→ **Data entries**
####
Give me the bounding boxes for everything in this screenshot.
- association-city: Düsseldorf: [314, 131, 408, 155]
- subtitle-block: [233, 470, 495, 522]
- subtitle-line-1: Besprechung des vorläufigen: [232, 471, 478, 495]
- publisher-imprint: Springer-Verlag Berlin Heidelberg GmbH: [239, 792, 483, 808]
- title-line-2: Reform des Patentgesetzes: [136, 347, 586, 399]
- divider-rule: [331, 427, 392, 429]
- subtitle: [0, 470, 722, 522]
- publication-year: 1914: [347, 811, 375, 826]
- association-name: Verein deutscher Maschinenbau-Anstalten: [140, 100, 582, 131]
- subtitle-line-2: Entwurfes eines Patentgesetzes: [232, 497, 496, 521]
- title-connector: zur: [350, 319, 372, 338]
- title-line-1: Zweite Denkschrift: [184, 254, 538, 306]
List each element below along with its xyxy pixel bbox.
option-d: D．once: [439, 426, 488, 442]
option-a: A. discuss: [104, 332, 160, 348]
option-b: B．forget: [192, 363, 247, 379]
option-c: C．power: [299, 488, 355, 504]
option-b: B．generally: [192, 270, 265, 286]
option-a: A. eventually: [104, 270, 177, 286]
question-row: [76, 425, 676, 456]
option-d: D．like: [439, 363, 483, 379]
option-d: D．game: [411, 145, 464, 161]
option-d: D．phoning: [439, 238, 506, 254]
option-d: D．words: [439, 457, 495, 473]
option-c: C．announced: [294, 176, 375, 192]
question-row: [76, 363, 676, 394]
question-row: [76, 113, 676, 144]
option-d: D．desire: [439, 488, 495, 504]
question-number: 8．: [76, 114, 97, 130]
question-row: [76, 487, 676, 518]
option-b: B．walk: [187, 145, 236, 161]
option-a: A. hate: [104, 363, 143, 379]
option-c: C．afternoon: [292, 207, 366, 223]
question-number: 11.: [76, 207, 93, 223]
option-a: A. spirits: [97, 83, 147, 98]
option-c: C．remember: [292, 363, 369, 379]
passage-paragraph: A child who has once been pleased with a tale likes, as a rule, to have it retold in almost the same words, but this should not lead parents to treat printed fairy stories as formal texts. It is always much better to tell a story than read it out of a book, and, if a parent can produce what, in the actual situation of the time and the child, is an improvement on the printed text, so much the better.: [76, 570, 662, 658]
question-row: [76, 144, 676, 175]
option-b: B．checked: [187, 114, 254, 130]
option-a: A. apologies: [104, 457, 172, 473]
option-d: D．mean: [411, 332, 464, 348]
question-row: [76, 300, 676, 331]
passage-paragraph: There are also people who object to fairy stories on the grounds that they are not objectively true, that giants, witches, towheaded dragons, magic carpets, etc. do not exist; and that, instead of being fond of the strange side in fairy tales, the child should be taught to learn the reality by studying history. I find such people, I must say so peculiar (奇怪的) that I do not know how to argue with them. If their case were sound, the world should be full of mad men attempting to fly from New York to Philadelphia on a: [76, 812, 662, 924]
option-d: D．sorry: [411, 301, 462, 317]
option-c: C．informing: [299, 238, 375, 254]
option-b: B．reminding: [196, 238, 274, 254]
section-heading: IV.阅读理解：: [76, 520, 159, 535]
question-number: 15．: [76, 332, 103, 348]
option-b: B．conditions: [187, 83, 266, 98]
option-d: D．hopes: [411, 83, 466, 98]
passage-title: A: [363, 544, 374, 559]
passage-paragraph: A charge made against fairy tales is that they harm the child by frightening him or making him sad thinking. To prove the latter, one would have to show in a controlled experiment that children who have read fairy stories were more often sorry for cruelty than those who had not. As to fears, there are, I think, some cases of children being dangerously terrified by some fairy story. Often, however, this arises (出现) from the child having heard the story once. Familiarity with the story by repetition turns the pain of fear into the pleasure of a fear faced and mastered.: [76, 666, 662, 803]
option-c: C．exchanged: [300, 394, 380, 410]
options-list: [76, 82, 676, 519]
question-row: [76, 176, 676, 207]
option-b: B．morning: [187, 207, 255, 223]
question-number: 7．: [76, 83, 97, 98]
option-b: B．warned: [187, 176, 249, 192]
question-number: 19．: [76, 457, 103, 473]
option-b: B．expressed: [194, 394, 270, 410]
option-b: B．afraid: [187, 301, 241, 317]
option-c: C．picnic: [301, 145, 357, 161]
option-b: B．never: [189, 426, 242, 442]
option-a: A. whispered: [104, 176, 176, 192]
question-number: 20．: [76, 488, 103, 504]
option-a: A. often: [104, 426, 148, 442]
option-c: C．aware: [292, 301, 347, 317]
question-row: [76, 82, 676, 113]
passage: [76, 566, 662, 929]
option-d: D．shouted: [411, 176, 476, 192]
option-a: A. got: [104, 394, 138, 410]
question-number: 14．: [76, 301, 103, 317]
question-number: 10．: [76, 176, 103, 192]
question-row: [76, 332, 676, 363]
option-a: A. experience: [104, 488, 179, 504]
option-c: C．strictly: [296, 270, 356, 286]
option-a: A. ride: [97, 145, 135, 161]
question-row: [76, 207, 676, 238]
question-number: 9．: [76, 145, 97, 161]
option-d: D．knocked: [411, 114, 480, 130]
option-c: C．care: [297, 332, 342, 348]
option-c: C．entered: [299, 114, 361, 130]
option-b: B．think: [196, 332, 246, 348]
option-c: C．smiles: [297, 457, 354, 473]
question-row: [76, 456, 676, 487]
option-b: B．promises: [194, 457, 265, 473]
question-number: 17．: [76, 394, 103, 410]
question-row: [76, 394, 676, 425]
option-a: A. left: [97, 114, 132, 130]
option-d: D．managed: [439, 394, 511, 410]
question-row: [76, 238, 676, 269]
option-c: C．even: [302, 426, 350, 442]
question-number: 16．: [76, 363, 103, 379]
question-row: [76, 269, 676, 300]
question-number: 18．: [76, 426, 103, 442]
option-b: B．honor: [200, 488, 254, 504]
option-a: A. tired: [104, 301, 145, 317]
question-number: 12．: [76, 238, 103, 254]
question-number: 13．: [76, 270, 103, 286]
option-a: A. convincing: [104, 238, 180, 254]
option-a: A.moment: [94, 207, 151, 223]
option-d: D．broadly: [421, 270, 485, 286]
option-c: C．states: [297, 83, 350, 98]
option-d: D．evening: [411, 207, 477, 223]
####
→ **PROBLEM TO WORK ON**
Can you write out the listing above, from its first line through the line containing "- publication-year: 1914: [347, 811, 375, 826]", both included, without changing anything?

→ **ANSWER TO THIS TASK**
Give me the bounding boxes for everything in this screenshot.
- association-city: Düsseldorf: [314, 131, 408, 155]
- subtitle-block: [233, 470, 495, 522]
- subtitle-line-1: Besprechung des vorläufigen: [232, 471, 478, 495]
- publisher-imprint: Springer-Verlag Berlin Heidelberg GmbH: [239, 792, 483, 808]
- title-line-2: Reform des Patentgesetzes: [136, 347, 586, 399]
- divider-rule: [331, 427, 392, 429]
- subtitle: [0, 470, 722, 522]
- publication-year: 1914: [347, 811, 375, 826]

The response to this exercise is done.